(begin)
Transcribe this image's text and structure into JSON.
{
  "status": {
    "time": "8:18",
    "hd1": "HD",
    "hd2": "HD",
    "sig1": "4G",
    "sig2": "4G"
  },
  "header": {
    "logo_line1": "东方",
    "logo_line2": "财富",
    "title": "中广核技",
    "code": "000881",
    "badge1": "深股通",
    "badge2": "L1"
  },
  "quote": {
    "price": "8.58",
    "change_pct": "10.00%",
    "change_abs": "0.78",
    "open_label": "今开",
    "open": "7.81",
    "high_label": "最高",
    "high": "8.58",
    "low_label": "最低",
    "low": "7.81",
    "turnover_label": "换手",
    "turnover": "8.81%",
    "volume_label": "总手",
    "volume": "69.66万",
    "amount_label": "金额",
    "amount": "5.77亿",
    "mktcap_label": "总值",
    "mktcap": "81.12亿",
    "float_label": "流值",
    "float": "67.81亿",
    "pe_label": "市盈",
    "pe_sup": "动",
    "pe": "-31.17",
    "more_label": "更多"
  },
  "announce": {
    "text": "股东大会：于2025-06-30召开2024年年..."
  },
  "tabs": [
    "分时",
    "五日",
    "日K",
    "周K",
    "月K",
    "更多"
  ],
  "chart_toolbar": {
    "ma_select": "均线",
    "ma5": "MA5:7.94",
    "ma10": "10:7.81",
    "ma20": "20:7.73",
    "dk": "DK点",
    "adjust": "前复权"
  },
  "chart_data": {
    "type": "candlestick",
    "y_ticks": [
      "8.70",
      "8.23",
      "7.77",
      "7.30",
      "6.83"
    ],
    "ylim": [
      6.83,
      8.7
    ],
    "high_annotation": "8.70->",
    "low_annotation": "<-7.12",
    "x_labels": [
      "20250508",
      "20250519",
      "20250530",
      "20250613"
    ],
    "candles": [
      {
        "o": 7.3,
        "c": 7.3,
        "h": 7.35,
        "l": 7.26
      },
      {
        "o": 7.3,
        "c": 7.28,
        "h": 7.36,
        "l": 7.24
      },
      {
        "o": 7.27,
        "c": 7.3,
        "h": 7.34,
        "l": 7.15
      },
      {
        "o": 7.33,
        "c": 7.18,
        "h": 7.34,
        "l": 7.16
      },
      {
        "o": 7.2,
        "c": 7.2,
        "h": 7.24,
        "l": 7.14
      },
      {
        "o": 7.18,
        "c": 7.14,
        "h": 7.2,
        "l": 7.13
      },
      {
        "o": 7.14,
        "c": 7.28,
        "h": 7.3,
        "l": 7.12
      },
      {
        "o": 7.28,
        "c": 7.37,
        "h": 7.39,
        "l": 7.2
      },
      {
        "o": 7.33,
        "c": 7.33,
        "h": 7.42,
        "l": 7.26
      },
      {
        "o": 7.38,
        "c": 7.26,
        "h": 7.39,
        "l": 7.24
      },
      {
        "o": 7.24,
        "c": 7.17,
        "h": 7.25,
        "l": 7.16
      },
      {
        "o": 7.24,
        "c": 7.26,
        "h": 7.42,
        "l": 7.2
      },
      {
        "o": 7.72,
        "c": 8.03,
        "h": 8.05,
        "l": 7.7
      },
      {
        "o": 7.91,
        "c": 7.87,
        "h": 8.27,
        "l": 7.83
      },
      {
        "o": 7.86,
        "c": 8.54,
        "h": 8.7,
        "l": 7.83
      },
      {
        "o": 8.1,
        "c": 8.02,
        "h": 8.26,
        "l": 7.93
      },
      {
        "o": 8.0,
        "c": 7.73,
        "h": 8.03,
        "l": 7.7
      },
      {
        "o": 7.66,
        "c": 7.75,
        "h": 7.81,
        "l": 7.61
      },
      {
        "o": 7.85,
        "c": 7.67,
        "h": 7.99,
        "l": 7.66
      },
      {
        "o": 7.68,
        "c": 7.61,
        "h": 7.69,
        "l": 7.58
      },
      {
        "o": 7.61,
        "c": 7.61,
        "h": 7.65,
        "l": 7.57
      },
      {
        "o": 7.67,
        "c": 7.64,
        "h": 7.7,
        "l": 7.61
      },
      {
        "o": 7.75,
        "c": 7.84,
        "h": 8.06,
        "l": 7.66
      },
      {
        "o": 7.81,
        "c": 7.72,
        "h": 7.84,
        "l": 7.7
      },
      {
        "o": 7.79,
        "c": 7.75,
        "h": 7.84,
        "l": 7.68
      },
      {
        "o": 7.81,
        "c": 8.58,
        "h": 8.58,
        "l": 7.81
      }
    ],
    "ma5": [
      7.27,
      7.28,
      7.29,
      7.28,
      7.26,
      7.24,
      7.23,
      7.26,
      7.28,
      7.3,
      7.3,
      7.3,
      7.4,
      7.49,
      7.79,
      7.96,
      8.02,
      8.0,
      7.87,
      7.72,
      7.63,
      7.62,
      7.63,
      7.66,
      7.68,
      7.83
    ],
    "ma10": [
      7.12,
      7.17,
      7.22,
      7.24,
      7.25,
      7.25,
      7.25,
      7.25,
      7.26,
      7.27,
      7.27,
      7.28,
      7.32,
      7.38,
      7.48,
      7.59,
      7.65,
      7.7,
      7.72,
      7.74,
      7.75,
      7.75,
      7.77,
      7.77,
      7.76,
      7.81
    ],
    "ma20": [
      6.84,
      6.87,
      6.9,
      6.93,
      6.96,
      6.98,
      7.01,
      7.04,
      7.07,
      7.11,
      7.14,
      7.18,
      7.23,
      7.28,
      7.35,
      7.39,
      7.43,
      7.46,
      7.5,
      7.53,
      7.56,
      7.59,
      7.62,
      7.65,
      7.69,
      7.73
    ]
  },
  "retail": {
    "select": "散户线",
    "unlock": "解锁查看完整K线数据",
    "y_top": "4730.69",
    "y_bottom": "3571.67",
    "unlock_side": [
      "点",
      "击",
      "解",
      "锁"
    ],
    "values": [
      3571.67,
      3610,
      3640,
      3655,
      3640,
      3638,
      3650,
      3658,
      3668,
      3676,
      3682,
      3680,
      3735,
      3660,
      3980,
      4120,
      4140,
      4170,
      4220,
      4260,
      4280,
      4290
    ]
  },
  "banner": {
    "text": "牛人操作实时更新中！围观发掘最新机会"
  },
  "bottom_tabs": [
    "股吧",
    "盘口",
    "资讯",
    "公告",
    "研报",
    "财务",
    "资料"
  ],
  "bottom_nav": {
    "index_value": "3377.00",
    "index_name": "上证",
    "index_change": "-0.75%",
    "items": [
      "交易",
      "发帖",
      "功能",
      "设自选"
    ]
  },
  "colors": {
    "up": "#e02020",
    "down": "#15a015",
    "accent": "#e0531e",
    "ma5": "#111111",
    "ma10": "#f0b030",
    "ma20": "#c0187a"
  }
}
(end)
### Written exercise
Print all of the entries again, exactly as written.

### Complete output
Transcribe this image's text and structure into JSON.
{
  "status": {
    "time": "8:18",
    "hd1": "HD",
    "hd2": "HD",
    "sig1": "4G",
    "sig2": "4G"
  },
  "header": {
    "logo_line1": "东方",
    "logo_line2": "财富",
    "title": "中广核技",
    "code": "000881",
    "badge1": "深股通",
    "badge2": "L1"
  },
  "quote": {
    "price": "8.58",
    "change_pct": "10.00%",
    "change_abs": "0.78",
    "open_label": "今开",
    "open": "7.81",
    "high_label": "最高",
    "high": "8.58",
    "low_label": "最低",
    "low": "7.81",
    "turnover_label": "换手",
    "turnover": "8.81%",
    "volume_label": "总手",
    "volume": "69.66万",
    "amount_label": "金额",
    "amount": "5.77亿",
    "mktcap_label": "总值",
    "mktcap": "81.12亿",
    "float_label": "流值",
    "float": "67.81亿",
    "pe_label": "市盈",
    "pe_sup": "动",
    "pe": "-31.17",
    "more_label": "更多"
  },
  "announce": {
    "text": "股东大会：于2025-06-30召开2024年年..."
  },
  "tabs": [
    "分时",
    "五日",
    "日K",
    "周K",
    "月K",
    "更多"
  ],
  "chart_toolbar": {
    "ma_select": "均线",
    "ma5": "MA5:7.94",
    "ma10": "10:7.81",
    "ma20": "20:7.73",
    "dk": "DK点",
    "adjust": "前复权"
  },
  "chart_data": {
    "type": "candlestick",
    "y_ticks": [
      "8.70",
      "8.23",
      "7.77",
      "7.30",
      "6.83"
    ],
    "ylim": [
      6.83,
      8.7
    ],
    "high_annotation": "8.70->",
    "low_annotation": "<-7.12",
    "x_labels": [
      "20250508",
      "20250519",
      "20250530",
      "20250613"
    ],
    "candles": [
      {
        "o": 7.3,
        "c": 7.3,
        "h": 7.35,
        "l": 7.26
      },
      {
        "o": 7.3,
        "c": 7.28,
        "h": 7.36,
        "l": 7.24
      },
      {
        "o": 7.27,
        "c": 7.3,
        "h": 7.34,
        "l": 7.15
      },
      {
        "o": 7.33,
        "c": 7.18,
        "h": 7.34,
        "l": 7.16
      },
      {
        "o": 7.2,
        "c": 7.2,
        "h": 7.24,
        "l": 7.14
      },
      {
        "o": 7.18,
        "c": 7.14,
        "h": 7.2,
        "l": 7.13
      },
      {
        "o": 7.14,
        "c": 7.28,
        "h": 7.3,
        "l": 7.12
      },
      {
        "o": 7.28,
        "c": 7.37,
        "h": 7.39,
        "l": 7.2
      },
      {
        "o": 7.33,
        "c": 7.33,
        "h": 7.42,
        "l": 7.26
      },
      {
        "o": 7.38,
        "c": 7.26,
        "h": 7.39,
        "l": 7.24
      },
      {
        "o": 7.24,
        "c": 7.17,
        "h": 7.25,
        "l": 7.16
      },
      {
        "o": 7.24,
        "c": 7.26,
        "h": 7.42,
        "l": 7.2
      },
      {
        "o": 7.72,
        "c": 8.03,
        "h": 8.05,
        "l": 7.7
      },
      {
        "o": 7.91,
        "c": 7.87,
        "h": 8.27,
        "l": 7.83
      },
      {
        "o": 7.86,
        "c": 8.54,
        "h": 8.7,
        "l": 7.83
      },
      {
        "o": 8.1,
        "c": 8.02,
        "h": 8.26,
        "l": 7.93
      },
      {
        "o": 8.0,
        "c": 7.73,
        "h": 8.03,
        "l": 7.7
      },
      {
        "o": 7.66,
        "c": 7.75,
        "h": 7.81,
        "l": 7.61
      },
      {
        "o": 7.85,
        "c": 7.67,
        "h": 7.99,
        "l": 7.66
      },
      {
        "o": 7.68,
        "c": 7.61,
        "h": 7.69,
        "l": 7.58
      },
      {
        "o": 7.61,
        "c": 7.61,
        "h": 7.65,
        "l": 7.57
      },
      {
        "o": 7.67,
        "c": 7.64,
        "h": 7.7,
        "l": 7.61
      },
      {
        "o": 7.75,
        "c": 7.84,
        "h": 8.06,
        "l": 7.66
      },
      {
        "o": 7.81,
        "c": 7.72,
        "h": 7.84,
        "l": 7.7
      },
      {
        "o": 7.79,
        "c": 7.75,
        "h": 7.84,
        "l": 7.68
      },
      {
        "o": 7.81,
        "c": 8.58,
        "h": 8.58,
        "l": 7.81
      }
    ],
    "ma5": [
      7.27,
      7.28,
      7.29,
      7.28,
      7.26,
      7.24,
      7.23,
      7.26,
      7.28,
      7.3,
      7.3,
      7.3,
      7.4,
      7.49,
      7.79,
      7.96,
      8.02,
      8.0,
      7.87,
      7.72,
      7.63,
      7.62,
      7.63,
      7.66,
      7.68,
      7.83
    ],
    "ma10": [
      7.12,
      7.17,
      7.22,
      7.24,
      7.25,
      7.25,
      7.25,
      7.25,
      7.26,
      7.27,
      7.27,
      7.28,
      7.32,
      7.38,
      7.48,
      7.59,
      7.65,
      7.7,
      7.72,
      7.74,
      7.75,
      7.75,
      7.77,
      7.77,
      7.76,
      7.81
    ],
    "ma20": [
      6.84,
      6.87,
      6.9,
      6.93,
      6.96,
      6.98,
      7.01,
      7.04,
      7.07,
      7.11,
      7.14,
      7.18,
      7.23,
      7.28,
      7.35,
      7.39,
      7.43,
      7.46,
      7.5,
      7.53,
      7.56,
      7.59,
      7.62,
      7.65,
      7.69,
      7.73
    ]
  },
  "retail": {
    "select": "散户线",
    "unlock": "解锁查看完整K线数据",
    "y_top": "4730.69",
    "y_bottom": "3571.67",
    "unlock_side": [
      "点",
      "击",
      "解",
      "锁"
    ],
    "values": [
      3571.67,
      3610,
      3640,
      3655,
      3640,
      3638,
      3650,
      3658,
      3668,
      3676,
      3682,
      3680,
      3735,
      3660,
      3980,
      4120,
      4140,
      4170,
      4220,
      4260,
      4280,
      4290
    ]
  },
  "banner": {
    "text": "牛人操作实时更新中！围观发掘最新机会"
  },
  "bottom_tabs": [
    "股吧",
    "盘口",
    "资讯",
    "公告",
    "研报",
    "财务",
    "资料"
  ],
  "bottom_nav": {
    "index_value": "3377.00",
    "index_name": "上证",
    "index_change": "-0.75%",
    "items": [
      "交易",
      "发帖",
      "功能",
      "设自选"
    ]
  },
  "colors": {
    "up": "#e02020",
    "down": "#15a015",
    "accent": "#e0531e",
    "ma5": "#111111",
    "ma10": "#f0b030",
    "ma20": "#c0187a"
  }
}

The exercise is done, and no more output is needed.